* _REQUEST_:
Isolate every line in the records below with "name" in it.

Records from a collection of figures
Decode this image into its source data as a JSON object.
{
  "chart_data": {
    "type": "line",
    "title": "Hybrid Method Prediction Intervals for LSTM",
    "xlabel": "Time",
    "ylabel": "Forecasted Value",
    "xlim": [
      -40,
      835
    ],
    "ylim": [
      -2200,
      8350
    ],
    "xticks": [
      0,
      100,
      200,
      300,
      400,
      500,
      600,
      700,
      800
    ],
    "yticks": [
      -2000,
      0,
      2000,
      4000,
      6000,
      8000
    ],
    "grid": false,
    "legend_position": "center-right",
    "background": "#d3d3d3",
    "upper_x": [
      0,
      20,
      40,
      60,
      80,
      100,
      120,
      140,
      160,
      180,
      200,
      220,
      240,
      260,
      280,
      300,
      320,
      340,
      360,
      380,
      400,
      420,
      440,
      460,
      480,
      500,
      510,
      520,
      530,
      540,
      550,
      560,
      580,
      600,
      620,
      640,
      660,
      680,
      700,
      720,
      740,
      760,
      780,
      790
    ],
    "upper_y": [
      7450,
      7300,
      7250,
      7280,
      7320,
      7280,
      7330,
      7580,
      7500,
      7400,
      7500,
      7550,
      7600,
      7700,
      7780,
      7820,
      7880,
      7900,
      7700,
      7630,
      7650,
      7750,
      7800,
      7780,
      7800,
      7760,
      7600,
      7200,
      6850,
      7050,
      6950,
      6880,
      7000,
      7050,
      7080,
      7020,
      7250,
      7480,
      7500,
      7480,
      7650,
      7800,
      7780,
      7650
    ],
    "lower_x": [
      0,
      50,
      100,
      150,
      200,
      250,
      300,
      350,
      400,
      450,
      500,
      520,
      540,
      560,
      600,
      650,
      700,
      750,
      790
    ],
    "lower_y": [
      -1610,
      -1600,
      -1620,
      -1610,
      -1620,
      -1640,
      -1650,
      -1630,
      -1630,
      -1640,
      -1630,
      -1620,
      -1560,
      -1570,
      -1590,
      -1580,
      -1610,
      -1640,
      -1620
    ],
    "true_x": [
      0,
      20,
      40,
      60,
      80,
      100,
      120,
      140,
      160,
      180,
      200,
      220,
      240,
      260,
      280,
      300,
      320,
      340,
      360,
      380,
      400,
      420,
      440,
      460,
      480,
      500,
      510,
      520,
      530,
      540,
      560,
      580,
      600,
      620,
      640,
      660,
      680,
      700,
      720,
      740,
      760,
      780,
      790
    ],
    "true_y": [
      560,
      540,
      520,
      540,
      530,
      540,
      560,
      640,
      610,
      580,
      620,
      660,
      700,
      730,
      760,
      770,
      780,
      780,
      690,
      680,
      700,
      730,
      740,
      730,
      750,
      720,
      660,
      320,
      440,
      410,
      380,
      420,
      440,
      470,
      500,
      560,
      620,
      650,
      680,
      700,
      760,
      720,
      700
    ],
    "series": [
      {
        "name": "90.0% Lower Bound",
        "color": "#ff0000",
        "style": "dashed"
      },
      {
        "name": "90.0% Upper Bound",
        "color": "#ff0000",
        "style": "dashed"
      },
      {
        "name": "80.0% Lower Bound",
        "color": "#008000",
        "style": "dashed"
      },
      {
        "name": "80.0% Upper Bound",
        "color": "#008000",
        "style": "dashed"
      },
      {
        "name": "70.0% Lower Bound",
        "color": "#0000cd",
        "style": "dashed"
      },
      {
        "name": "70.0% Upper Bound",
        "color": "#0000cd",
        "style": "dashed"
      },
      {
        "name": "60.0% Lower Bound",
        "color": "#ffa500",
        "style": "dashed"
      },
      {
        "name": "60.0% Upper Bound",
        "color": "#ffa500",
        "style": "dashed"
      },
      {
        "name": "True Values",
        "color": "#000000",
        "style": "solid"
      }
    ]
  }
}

* _EXERCISE RESPONSE_:
        "name": "90.0% Lower Bound",
        "name": "90.0% Upper Bound",
        "name": "80.0% Lower Bound",
        "name": "80.0% Upper Bound",
        "name": "70.0% Lower Bound",
        "name": "70.0% Upper Bound",
        "name": "60.0% Lower Bound",
        "name": "60.0% Upper Bound",
        "name": "True Values",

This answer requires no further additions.